**Problem details**.
Count how many lines of the material contain the string "title", then give that number and nothing more.

------ Data for the task ------

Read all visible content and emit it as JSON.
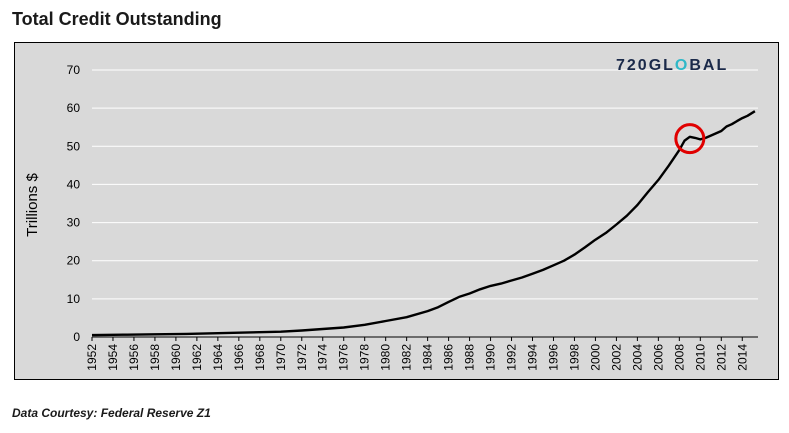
{
  "header": {
    "title": "Total Credit Outstanding"
  },
  "footer": {
    "source": "Data Courtesy: Federal Reserve Z1"
  },
  "logo": {
    "left": "720GL",
    "mark": "O",
    "right": "BAL"
  },
  "colors": {
    "plot_bg": "#d9d9d9",
    "line": "#000000",
    "circle": "#e00000",
    "logo_text": "#1b2a4a",
    "logo_mark": "#2fb8c8",
    "gridline": "#ffffff"
  },
  "chart_data": {
    "type": "line",
    "title": "Total Credit Outstanding",
    "xlabel": "",
    "ylabel": "Trillions $",
    "xlim": [
      1952,
      2015.5
    ],
    "ylim": [
      0,
      70
    ],
    "yticks": [
      0,
      10,
      20,
      30,
      40,
      50,
      60,
      70
    ],
    "xticks": [
      1952,
      1954,
      1956,
      1958,
      1960,
      1962,
      1964,
      1966,
      1968,
      1970,
      1972,
      1974,
      1976,
      1978,
      1980,
      1982,
      1984,
      1986,
      1988,
      1990,
      1992,
      1994,
      1996,
      1998,
      2000,
      2002,
      2004,
      2006,
      2008,
      2010,
      2012,
      2014
    ],
    "grid": "horizontal",
    "highlight": {
      "x": 2009,
      "y": 52,
      "shape": "circle"
    },
    "series": [
      {
        "x": [
          1952,
          1955,
          1958,
          1961,
          1964,
          1967,
          1970,
          1972,
          1974,
          1976,
          1978,
          1980,
          1982,
          1984,
          1985,
          1986,
          1987,
          1988,
          1989,
          1990,
          1991,
          1992,
          1993,
          1994,
          1995,
          1996,
          1997,
          1998,
          1999,
          2000,
          2001,
          2002,
          2003,
          2004,
          2005,
          2006,
          2007,
          2008,
          2008.5,
          2009,
          2009.5,
          2010,
          2010.5,
          2011,
          2012,
          2012.5,
          2013,
          2013.5,
          2014,
          2014.5,
          2015.2
        ],
        "y": [
          0.5,
          0.6,
          0.7,
          0.8,
          1.0,
          1.2,
          1.4,
          1.7,
          2.1,
          2.5,
          3.2,
          4.2,
          5.2,
          6.8,
          7.8,
          9.2,
          10.5,
          11.4,
          12.5,
          13.4,
          14.0,
          14.8,
          15.6,
          16.6,
          17.6,
          18.8,
          20.0,
          21.6,
          23.5,
          25.5,
          27.3,
          29.5,
          31.8,
          34.6,
          38.0,
          41.2,
          45.0,
          49.0,
          51.5,
          52.5,
          52.2,
          51.8,
          52.2,
          52.8,
          54.0,
          55.2,
          55.8,
          56.6,
          57.4,
          58.0,
          59.2
        ]
      }
    ]
  }
}
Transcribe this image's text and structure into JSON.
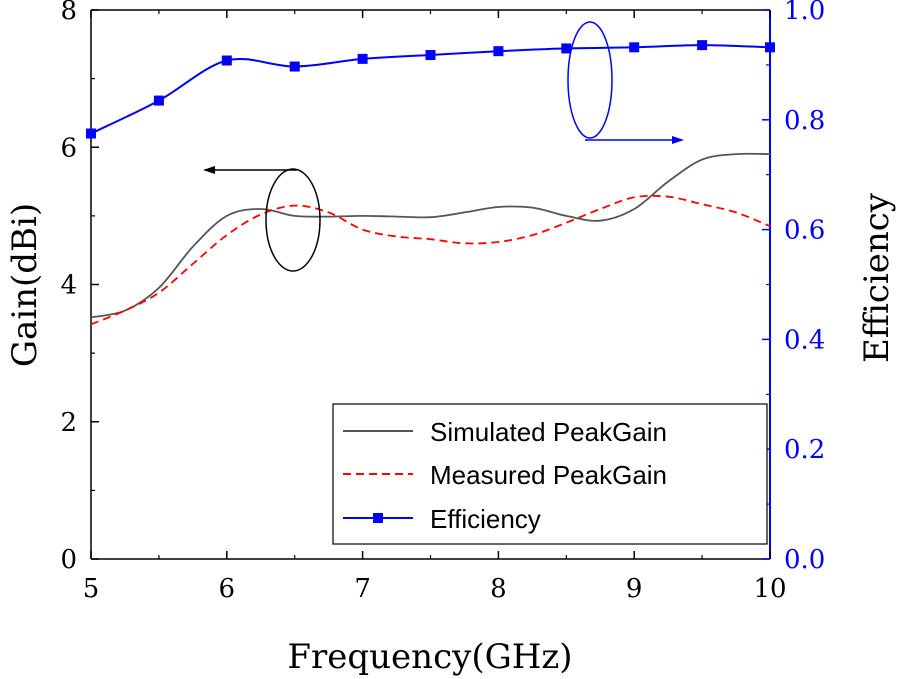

------

**Finished answer**.
2